- _The exercise_
Make an exact copy of all the entries, but do not reproduce the pictures.

━━━━━ Listed records ━━━━━

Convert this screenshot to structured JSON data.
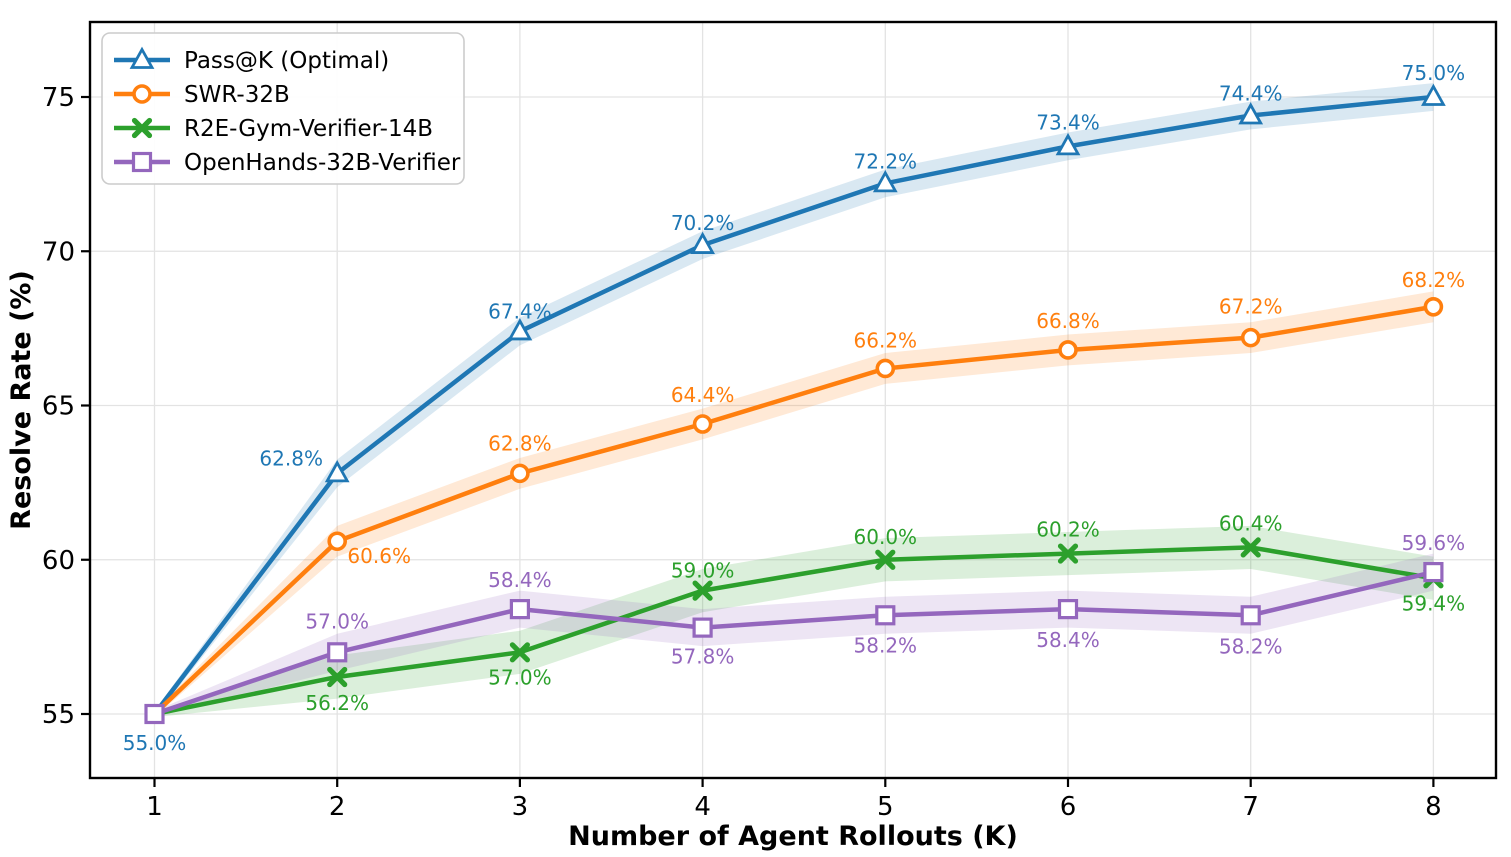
{
  "chart_data": {
    "type": "line",
    "title": "",
    "xlabel": "Number of Agent Rollouts (K)",
    "ylabel": "Resolve Rate (%)",
    "x": [
      1,
      2,
      3,
      4,
      5,
      6,
      7,
      8
    ],
    "x_tick_labels": [
      "1",
      "2",
      "3",
      "4",
      "5",
      "6",
      "7",
      "8"
    ],
    "y_tick_values": [
      55,
      60,
      65,
      70,
      75
    ],
    "y_tick_labels": [
      "55",
      "60",
      "65",
      "70",
      "75"
    ],
    "xlim": [
      0.64,
      8.34
    ],
    "ylim": [
      52.9,
      77.4
    ],
    "grid": true,
    "legend_position": "upper-left",
    "grid_color": "#e3e3e3",
    "spine_color": "#000000",
    "legend_border_color": "#cccccc",
    "series": [
      {
        "name": "Pass@K (Optimal)",
        "color": "#1f77b4",
        "marker": "triangle",
        "marker_first": false,
        "values": [
          55.0,
          62.8,
          67.4,
          70.2,
          72.2,
          73.4,
          74.4,
          75.0
        ],
        "labels": [
          "55.0%",
          "62.8%",
          "67.4%",
          "70.2%",
          "72.2%",
          "73.4%",
          "74.4%",
          "75.0%"
        ],
        "label_offsets": [
          [
            0,
            36
          ],
          [
            -46,
            -8
          ],
          [
            0,
            -13
          ],
          [
            0,
            -15
          ],
          [
            0,
            -15
          ],
          [
            0,
            -17
          ],
          [
            0,
            -15
          ],
          [
            0,
            -17
          ]
        ],
        "band_halfwidths": [
          0.1,
          0.45,
          0.45,
          0.45,
          0.45,
          0.45,
          0.45,
          0.45
        ]
      },
      {
        "name": "SWR-32B",
        "color": "#ff7f0e",
        "marker": "circle",
        "marker_first": false,
        "values": [
          55.0,
          60.6,
          62.8,
          64.4,
          66.2,
          66.8,
          67.2,
          68.2
        ],
        "labels": [
          null,
          "60.6%",
          "62.8%",
          "64.4%",
          "66.2%",
          "66.8%",
          "67.2%",
          "68.2%"
        ],
        "label_offsets": [
          null,
          [
            42,
            22
          ],
          [
            0,
            -23
          ],
          [
            0,
            -22
          ],
          [
            0,
            -21
          ],
          [
            0,
            -22
          ],
          [
            0,
            -24
          ],
          [
            0,
            -20
          ]
        ],
        "band_halfwidths": [
          0.1,
          0.5,
          0.5,
          0.5,
          0.5,
          0.5,
          0.5,
          0.5
        ]
      },
      {
        "name": "R2E-Gym-Verifier-14B",
        "color": "#2ca02c",
        "marker": "x",
        "marker_first": false,
        "values": [
          55.0,
          56.2,
          57.0,
          59.0,
          60.0,
          60.2,
          60.4,
          59.4
        ],
        "labels": [
          null,
          "56.2%",
          "57.0%",
          "59.0%",
          "60.0%",
          "60.2%",
          "60.4%",
          "59.4%"
        ],
        "label_offsets": [
          null,
          [
            0,
            33
          ],
          [
            0,
            32
          ],
          [
            0,
            -13
          ],
          [
            0,
            -16
          ],
          [
            0,
            -17
          ],
          [
            0,
            -17
          ],
          [
            0,
            32
          ]
        ],
        "band_halfwidths": [
          0.1,
          0.7,
          0.7,
          0.7,
          0.7,
          0.7,
          0.7,
          0.7
        ]
      },
      {
        "name": "OpenHands-32B-Verifier",
        "color": "#9467bd",
        "marker": "square",
        "marker_first": true,
        "values": [
          55.0,
          57.0,
          58.4,
          57.8,
          58.2,
          58.4,
          58.2,
          59.6
        ],
        "labels": [
          null,
          "57.0%",
          "58.4%",
          "57.8%",
          "58.2%",
          "58.4%",
          "58.2%",
          "59.6%"
        ],
        "label_offsets": [
          null,
          [
            0,
            -24
          ],
          [
            0,
            -22
          ],
          [
            0,
            36
          ],
          [
            0,
            37
          ],
          [
            0,
            38
          ],
          [
            0,
            38
          ],
          [
            0,
            -22
          ]
        ],
        "band_halfwidths": [
          0.1,
          0.6,
          0.6,
          0.6,
          0.6,
          0.6,
          0.6,
          0.6
        ]
      }
    ]
  }
}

━━━━━

- _The solution_
Convert this screenshot to structured JSON data.
{
  "chart_data": {
    "type": "line",
    "title": "",
    "xlabel": "Number of Agent Rollouts (K)",
    "ylabel": "Resolve Rate (%)",
    "x": [
      1,
      2,
      3,
      4,
      5,
      6,
      7,
      8
    ],
    "x_tick_labels": [
      "1",
      "2",
      "3",
      "4",
      "5",
      "6",
      "7",
      "8"
    ],
    "y_tick_values": [
      55,
      60,
      65,
      70,
      75
    ],
    "y_tick_labels": [
      "55",
      "60",
      "65",
      "70",
      "75"
    ],
    "xlim": [
      0.64,
      8.34
    ],
    "ylim": [
      52.9,
      77.4
    ],
    "grid": true,
    "legend_position": "upper-left",
    "grid_color": "#e3e3e3",
    "spine_color": "#000000",
    "legend_border_color": "#cccccc",
    "series": [
      {
        "name": "Pass@K (Optimal)",
        "color": "#1f77b4",
        "marker": "triangle",
        "marker_first": false,
        "values": [
          55.0,
          62.8,
          67.4,
          70.2,
          72.2,
          73.4,
          74.4,
          75.0
        ],
        "labels": [
          "55.0%",
          "62.8%",
          "67.4%",
          "70.2%",
          "72.2%",
          "73.4%",
          "74.4%",
          "75.0%"
        ],
        "label_offsets": [
          [
            0,
            36
          ],
          [
            -46,
            -8
          ],
          [
            0,
            -13
          ],
          [
            0,
            -15
          ],
          [
            0,
            -15
          ],
          [
            0,
            -17
          ],
          [
            0,
            -15
          ],
          [
            0,
            -17
          ]
        ],
        "band_halfwidths": [
          0.1,
          0.45,
          0.45,
          0.45,
          0.45,
          0.45,
          0.45,
          0.45
        ]
      },
      {
        "name": "SWR-32B",
        "color": "#ff7f0e",
        "marker": "circle",
        "marker_first": false,
        "values": [
          55.0,
          60.6,
          62.8,
          64.4,
          66.2,
          66.8,
          67.2,
          68.2
        ],
        "labels": [
          null,
          "60.6%",
          "62.8%",
          "64.4%",
          "66.2%",
          "66.8%",
          "67.2%",
          "68.2%"
        ],
        "label_offsets": [
          null,
          [
            42,
            22
          ],
          [
            0,
            -23
          ],
          [
            0,
            -22
          ],
          [
            0,
            -21
          ],
          [
            0,
            -22
          ],
          [
            0,
            -24
          ],
          [
            0,
            -20
          ]
        ],
        "band_halfwidths": [
          0.1,
          0.5,
          0.5,
          0.5,
          0.5,
          0.5,
          0.5,
          0.5
        ]
      },
      {
        "name": "R2E-Gym-Verifier-14B",
        "color": "#2ca02c",
        "marker": "x",
        "marker_first": false,
        "values": [
          55.0,
          56.2,
          57.0,
          59.0,
          60.0,
          60.2,
          60.4,
          59.4
        ],
        "labels": [
          null,
          "56.2%",
          "57.0%",
          "59.0%",
          "60.0%",
          "60.2%",
          "60.4%",
          "59.4%"
        ],
        "label_offsets": [
          null,
          [
            0,
            33
          ],
          [
            0,
            32
          ],
          [
            0,
            -13
          ],
          [
            0,
            -16
          ],
          [
            0,
            -17
          ],
          [
            0,
            -17
          ],
          [
            0,
            32
          ]
        ],
        "band_halfwidths": [
          0.1,
          0.7,
          0.7,
          0.7,
          0.7,
          0.7,
          0.7,
          0.7
        ]
      },
      {
        "name": "OpenHands-32B-Verifier",
        "color": "#9467bd",
        "marker": "square",
        "marker_first": true,
        "values": [
          55.0,
          57.0,
          58.4,
          57.8,
          58.2,
          58.4,
          58.2,
          59.6
        ],
        "labels": [
          null,
          "57.0%",
          "58.4%",
          "57.8%",
          "58.2%",
          "58.4%",
          "58.2%",
          "59.6%"
        ],
        "label_offsets": [
          null,
          [
            0,
            -24
          ],
          [
            0,
            -22
          ],
          [
            0,
            36
          ],
          [
            0,
            37
          ],
          [
            0,
            38
          ],
          [
            0,
            38
          ],
          [
            0,
            -22
          ]
        ],
        "band_halfwidths": [
          0.1,
          0.6,
          0.6,
          0.6,
          0.6,
          0.6,
          0.6,
          0.6
        ]
      }
    ]
  }
}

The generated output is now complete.